* Aim: Retype the records below word for word and omit any image.

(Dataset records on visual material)
=-=-=
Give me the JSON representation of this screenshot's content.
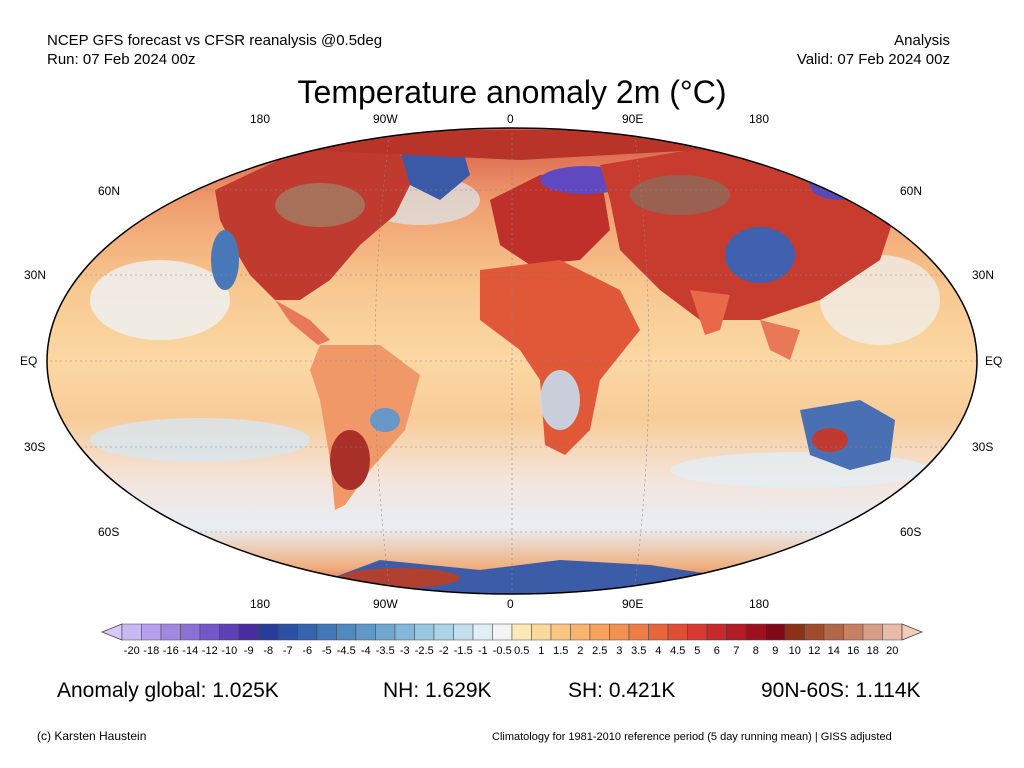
{
  "header": {
    "left_line1": "NCEP GFS forecast vs CFSR reanalysis @0.5deg",
    "left_line2": "Run: 07 Feb 2024 00z",
    "right_line1": "Analysis",
    "right_line2": "Valid: 07 Feb 2024 00z"
  },
  "title": "Temperature anomaly 2m (°C)",
  "axes": {
    "top_lon": [
      "180",
      "90W",
      "0",
      "90E",
      "180"
    ],
    "bottom_lon": [
      "180",
      "90W",
      "0",
      "90E",
      "180"
    ],
    "lat_left": [
      "60N",
      "30N",
      "EQ",
      "30S",
      "60S"
    ],
    "lat_right": [
      "60N",
      "30N",
      "EQ",
      "30S",
      "60S"
    ]
  },
  "colorbar": {
    "ticks": [
      "-20",
      "-18",
      "-16",
      "-14",
      "-12",
      "-10",
      "-9",
      "-8",
      "-7",
      "-6",
      "-5",
      "-4.5",
      "-4",
      "-3.5",
      "-3",
      "-2.5",
      "-2",
      "-1.5",
      "-1",
      "-0.5",
      "0.5",
      "1",
      "1.5",
      "2",
      "2.5",
      "3",
      "3.5",
      "4",
      "4.5",
      "5",
      "6",
      "7",
      "8",
      "9",
      "10",
      "12",
      "14",
      "16",
      "18",
      "20"
    ],
    "colors": [
      "#c8b8f4",
      "#b4a0ec",
      "#a088e0",
      "#8c70d8",
      "#7458c8",
      "#5c40b4",
      "#482ca0",
      "#283c9c",
      "#2c50a4",
      "#3464ac",
      "#4078b8",
      "#5088c0",
      "#6098c8",
      "#70a8d0",
      "#84b8d8",
      "#98c8e0",
      "#acd4e8",
      "#c4e0ee",
      "#e0eef6",
      "#f4f4f4",
      "#fde8b8",
      "#fbd89c",
      "#f9c684",
      "#f7b46e",
      "#f5a25e",
      "#f29050",
      "#ee7c46",
      "#e8663e",
      "#e04e38",
      "#d63a32",
      "#c82a2c",
      "#b41c26",
      "#9c1020",
      "#800818",
      "#8c3018",
      "#a04c2c",
      "#b46648",
      "#c88064",
      "#d8a088",
      "#e8bca8"
    ]
  },
  "stats": {
    "global": "Anomaly global: 1.025K",
    "nh": "NH: 1.629K",
    "sh": "SH: 0.421K",
    "arctic": "90N-60S: 1.114K"
  },
  "footer": {
    "credit": "(c) Karsten Haustein",
    "note": "Climatology for 1981-2010 reference period (5 day running mean) | GISS adjusted"
  }
}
=-=-=
* Reply:
Give me the JSON representation of this screenshot's content.
{
  "header": {
    "left_line1": "NCEP GFS forecast vs CFSR reanalysis @0.5deg",
    "left_line2": "Run: 07 Feb 2024 00z",
    "right_line1": "Analysis",
    "right_line2": "Valid: 07 Feb 2024 00z"
  },
  "title": "Temperature anomaly 2m (°C)",
  "axes": {
    "top_lon": [
      "180",
      "90W",
      "0",
      "90E",
      "180"
    ],
    "bottom_lon": [
      "180",
      "90W",
      "0",
      "90E",
      "180"
    ],
    "lat_left": [
      "60N",
      "30N",
      "EQ",
      "30S",
      "60S"
    ],
    "lat_right": [
      "60N",
      "30N",
      "EQ",
      "30S",
      "60S"
    ]
  },
  "colorbar": {
    "ticks": [
      "-20",
      "-18",
      "-16",
      "-14",
      "-12",
      "-10",
      "-9",
      "-8",
      "-7",
      "-6",
      "-5",
      "-4.5",
      "-4",
      "-3.5",
      "-3",
      "-2.5",
      "-2",
      "-1.5",
      "-1",
      "-0.5",
      "0.5",
      "1",
      "1.5",
      "2",
      "2.5",
      "3",
      "3.5",
      "4",
      "4.5",
      "5",
      "6",
      "7",
      "8",
      "9",
      "10",
      "12",
      "14",
      "16",
      "18",
      "20"
    ],
    "colors": [
      "#c8b8f4",
      "#b4a0ec",
      "#a088e0",
      "#8c70d8",
      "#7458c8",
      "#5c40b4",
      "#482ca0",
      "#283c9c",
      "#2c50a4",
      "#3464ac",
      "#4078b8",
      "#5088c0",
      "#6098c8",
      "#70a8d0",
      "#84b8d8",
      "#98c8e0",
      "#acd4e8",
      "#c4e0ee",
      "#e0eef6",
      "#f4f4f4",
      "#fde8b8",
      "#fbd89c",
      "#f9c684",
      "#f7b46e",
      "#f5a25e",
      "#f29050",
      "#ee7c46",
      "#e8663e",
      "#e04e38",
      "#d63a32",
      "#c82a2c",
      "#b41c26",
      "#9c1020",
      "#800818",
      "#8c3018",
      "#a04c2c",
      "#b46648",
      "#c88064",
      "#d8a088",
      "#e8bca8"
    ]
  },
  "stats": {
    "global": "Anomaly global: 1.025K",
    "nh": "NH: 1.629K",
    "sh": "SH: 0.421K",
    "arctic": "90N-60S: 1.114K"
  },
  "footer": {
    "credit": "(c) Karsten Haustein",
    "note": "Climatology for 1981-2010 reference period (5 day running mean) | GISS adjusted"
  }
}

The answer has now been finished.